Each line containing the word "hedeflerinizi" should be found and copied.

■ WORKING DATA
◇ ◇ ◇ ◇ ◇ ◇ ◇
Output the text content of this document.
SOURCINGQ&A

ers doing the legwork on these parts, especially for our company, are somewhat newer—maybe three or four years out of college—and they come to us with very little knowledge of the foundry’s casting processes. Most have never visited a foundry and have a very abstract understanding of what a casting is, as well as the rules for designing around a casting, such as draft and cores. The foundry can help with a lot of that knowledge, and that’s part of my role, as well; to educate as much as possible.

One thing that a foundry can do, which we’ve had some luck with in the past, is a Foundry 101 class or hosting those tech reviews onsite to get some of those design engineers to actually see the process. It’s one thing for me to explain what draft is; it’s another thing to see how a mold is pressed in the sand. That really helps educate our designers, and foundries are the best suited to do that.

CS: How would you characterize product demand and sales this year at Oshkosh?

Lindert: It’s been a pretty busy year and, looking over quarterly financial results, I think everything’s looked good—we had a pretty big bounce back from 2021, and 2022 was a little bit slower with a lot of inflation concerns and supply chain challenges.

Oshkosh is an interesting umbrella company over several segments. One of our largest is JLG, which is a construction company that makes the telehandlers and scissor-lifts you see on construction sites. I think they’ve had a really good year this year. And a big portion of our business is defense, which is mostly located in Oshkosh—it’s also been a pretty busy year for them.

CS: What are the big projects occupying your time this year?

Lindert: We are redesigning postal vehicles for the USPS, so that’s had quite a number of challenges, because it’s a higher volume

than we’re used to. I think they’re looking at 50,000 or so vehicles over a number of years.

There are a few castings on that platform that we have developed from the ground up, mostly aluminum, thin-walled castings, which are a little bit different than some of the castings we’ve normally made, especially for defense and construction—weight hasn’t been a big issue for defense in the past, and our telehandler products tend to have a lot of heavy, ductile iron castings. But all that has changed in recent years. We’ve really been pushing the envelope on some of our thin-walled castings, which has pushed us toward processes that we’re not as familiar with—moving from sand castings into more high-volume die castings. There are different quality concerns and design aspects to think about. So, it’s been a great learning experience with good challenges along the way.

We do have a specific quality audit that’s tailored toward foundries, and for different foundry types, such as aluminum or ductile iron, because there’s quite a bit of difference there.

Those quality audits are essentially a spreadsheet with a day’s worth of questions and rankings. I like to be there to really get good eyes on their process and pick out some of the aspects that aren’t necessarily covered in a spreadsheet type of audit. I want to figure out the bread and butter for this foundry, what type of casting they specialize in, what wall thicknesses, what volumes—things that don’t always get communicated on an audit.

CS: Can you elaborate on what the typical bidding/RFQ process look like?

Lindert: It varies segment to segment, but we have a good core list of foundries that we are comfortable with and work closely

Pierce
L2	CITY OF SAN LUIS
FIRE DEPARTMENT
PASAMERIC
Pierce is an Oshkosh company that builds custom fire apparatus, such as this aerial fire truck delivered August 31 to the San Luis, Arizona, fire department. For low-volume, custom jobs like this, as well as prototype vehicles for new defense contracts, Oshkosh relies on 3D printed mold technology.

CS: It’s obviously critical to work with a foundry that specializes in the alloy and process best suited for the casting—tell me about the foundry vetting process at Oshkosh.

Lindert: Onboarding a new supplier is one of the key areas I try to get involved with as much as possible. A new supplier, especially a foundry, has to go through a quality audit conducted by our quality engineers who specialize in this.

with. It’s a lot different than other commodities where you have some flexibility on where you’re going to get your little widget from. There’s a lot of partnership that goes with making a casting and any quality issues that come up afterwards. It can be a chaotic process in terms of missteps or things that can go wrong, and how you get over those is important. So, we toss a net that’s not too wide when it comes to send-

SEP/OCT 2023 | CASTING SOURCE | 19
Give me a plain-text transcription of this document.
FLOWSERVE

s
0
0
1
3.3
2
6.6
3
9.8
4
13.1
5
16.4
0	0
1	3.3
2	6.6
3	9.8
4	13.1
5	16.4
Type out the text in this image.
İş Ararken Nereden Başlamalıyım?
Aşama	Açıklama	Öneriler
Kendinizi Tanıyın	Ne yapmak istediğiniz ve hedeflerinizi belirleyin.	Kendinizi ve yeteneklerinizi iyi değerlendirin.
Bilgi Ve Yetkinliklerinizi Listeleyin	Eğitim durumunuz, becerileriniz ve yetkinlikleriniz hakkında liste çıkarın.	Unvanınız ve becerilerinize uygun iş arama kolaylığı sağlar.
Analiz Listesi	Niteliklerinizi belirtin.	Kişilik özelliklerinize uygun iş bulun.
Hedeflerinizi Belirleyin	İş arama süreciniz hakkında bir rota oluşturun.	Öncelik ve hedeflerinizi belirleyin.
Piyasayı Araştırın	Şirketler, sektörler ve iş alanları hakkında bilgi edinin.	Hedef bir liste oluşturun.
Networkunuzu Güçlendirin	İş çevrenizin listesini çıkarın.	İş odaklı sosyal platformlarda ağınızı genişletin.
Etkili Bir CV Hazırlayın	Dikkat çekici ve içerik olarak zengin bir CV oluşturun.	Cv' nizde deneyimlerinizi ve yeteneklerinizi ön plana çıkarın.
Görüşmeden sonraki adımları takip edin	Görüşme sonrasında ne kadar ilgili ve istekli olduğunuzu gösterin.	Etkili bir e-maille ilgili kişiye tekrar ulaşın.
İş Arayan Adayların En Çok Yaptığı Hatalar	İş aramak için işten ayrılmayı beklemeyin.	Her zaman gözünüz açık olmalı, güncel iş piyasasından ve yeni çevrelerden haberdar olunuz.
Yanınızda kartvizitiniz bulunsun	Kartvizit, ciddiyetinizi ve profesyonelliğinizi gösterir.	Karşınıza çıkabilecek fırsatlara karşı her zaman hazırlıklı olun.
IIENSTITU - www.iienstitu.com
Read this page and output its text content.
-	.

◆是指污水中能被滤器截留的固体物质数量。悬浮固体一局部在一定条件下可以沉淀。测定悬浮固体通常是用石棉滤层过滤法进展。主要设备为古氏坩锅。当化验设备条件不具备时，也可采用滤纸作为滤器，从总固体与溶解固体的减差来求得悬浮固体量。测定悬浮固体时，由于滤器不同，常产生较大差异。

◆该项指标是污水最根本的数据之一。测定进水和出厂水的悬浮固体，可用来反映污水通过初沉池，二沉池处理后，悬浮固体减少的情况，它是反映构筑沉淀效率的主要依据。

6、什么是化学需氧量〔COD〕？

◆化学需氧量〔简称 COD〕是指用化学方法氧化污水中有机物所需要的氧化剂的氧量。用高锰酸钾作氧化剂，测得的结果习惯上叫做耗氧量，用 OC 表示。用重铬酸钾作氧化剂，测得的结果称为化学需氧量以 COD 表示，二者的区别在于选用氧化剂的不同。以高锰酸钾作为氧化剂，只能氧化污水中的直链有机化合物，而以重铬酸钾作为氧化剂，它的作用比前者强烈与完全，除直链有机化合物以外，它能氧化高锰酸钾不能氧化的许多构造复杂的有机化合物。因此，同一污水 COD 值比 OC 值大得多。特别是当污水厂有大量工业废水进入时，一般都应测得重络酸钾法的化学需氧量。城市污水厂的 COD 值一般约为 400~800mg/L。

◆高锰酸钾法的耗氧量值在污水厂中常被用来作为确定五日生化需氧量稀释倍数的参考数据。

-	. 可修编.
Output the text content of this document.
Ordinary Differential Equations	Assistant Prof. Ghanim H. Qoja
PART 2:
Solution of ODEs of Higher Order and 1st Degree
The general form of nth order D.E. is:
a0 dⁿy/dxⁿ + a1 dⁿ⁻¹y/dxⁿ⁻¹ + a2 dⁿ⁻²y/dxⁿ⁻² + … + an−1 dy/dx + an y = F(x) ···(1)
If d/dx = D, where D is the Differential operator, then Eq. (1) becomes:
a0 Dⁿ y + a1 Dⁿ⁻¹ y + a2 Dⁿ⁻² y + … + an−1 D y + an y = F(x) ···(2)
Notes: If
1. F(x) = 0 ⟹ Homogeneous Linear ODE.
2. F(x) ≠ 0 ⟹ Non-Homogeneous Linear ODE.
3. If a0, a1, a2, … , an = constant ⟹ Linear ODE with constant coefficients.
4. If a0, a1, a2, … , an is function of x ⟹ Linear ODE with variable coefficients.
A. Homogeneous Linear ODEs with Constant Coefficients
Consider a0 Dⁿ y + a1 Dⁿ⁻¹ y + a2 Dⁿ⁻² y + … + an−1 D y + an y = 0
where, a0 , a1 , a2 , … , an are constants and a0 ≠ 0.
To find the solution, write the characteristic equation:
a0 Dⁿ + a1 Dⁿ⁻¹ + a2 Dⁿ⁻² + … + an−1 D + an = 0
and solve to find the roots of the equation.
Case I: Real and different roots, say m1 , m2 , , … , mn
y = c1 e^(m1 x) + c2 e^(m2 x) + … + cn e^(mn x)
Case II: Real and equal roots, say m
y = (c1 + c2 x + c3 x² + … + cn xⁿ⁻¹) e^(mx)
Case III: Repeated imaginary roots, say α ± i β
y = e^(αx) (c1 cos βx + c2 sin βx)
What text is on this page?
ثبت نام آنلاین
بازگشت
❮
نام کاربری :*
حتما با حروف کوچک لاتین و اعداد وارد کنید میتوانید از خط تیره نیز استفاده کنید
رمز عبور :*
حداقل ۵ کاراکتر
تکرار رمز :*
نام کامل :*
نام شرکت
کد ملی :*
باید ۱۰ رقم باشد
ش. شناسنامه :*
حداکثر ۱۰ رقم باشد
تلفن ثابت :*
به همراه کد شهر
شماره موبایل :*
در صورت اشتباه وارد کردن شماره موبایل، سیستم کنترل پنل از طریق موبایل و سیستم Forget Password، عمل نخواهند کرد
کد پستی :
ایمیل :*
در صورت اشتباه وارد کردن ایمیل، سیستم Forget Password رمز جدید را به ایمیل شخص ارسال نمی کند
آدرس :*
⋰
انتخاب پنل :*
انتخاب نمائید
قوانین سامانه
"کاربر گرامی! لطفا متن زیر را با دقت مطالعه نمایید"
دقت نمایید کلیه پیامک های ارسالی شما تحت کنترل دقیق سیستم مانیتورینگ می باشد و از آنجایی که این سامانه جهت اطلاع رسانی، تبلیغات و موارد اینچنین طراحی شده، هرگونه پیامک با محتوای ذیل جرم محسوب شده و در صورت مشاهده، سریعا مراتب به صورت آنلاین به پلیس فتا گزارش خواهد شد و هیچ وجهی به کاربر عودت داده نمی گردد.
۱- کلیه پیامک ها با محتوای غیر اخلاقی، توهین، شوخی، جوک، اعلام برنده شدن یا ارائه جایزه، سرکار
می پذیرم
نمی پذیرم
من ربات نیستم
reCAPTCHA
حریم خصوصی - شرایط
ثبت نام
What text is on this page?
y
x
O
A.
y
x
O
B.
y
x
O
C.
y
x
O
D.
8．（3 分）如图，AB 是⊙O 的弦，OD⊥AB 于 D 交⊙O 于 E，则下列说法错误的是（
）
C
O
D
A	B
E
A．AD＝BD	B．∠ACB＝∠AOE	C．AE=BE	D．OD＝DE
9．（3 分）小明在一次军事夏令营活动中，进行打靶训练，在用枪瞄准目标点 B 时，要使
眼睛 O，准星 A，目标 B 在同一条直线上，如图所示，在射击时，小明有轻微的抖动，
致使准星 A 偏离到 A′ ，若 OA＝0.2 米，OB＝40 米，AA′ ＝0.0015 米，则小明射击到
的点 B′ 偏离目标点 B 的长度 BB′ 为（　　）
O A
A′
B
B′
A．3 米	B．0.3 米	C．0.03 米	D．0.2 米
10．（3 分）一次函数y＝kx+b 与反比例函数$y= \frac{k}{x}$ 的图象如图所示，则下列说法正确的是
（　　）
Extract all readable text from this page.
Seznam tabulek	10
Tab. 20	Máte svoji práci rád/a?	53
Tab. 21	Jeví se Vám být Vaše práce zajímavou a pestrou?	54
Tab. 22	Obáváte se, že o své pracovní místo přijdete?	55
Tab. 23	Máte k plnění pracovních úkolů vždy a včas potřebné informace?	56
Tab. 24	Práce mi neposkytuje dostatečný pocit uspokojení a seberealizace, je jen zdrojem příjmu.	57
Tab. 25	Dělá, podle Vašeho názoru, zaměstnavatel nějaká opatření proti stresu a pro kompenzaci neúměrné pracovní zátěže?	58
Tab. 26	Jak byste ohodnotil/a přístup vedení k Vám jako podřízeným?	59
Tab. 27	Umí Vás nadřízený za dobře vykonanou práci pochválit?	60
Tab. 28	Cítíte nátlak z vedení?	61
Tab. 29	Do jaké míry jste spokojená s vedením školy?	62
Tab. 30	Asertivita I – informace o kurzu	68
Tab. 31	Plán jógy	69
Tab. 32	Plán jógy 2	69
◇ ◇ ◇ ◇ ◇ ◇ ◇
■ CORRECT OUTPUT
Kendinizi Tanıyın	Ne yapmak istediğiniz ve hedeflerinizi belirleyin.	Kendinizi ve yeteneklerinizi iyi değerlendirin.
Hedeflerinizi Belirleyin	İş arama süreciniz hakkında bir rota oluşturun.	Öncelik ve hedeflerinizi belirleyin.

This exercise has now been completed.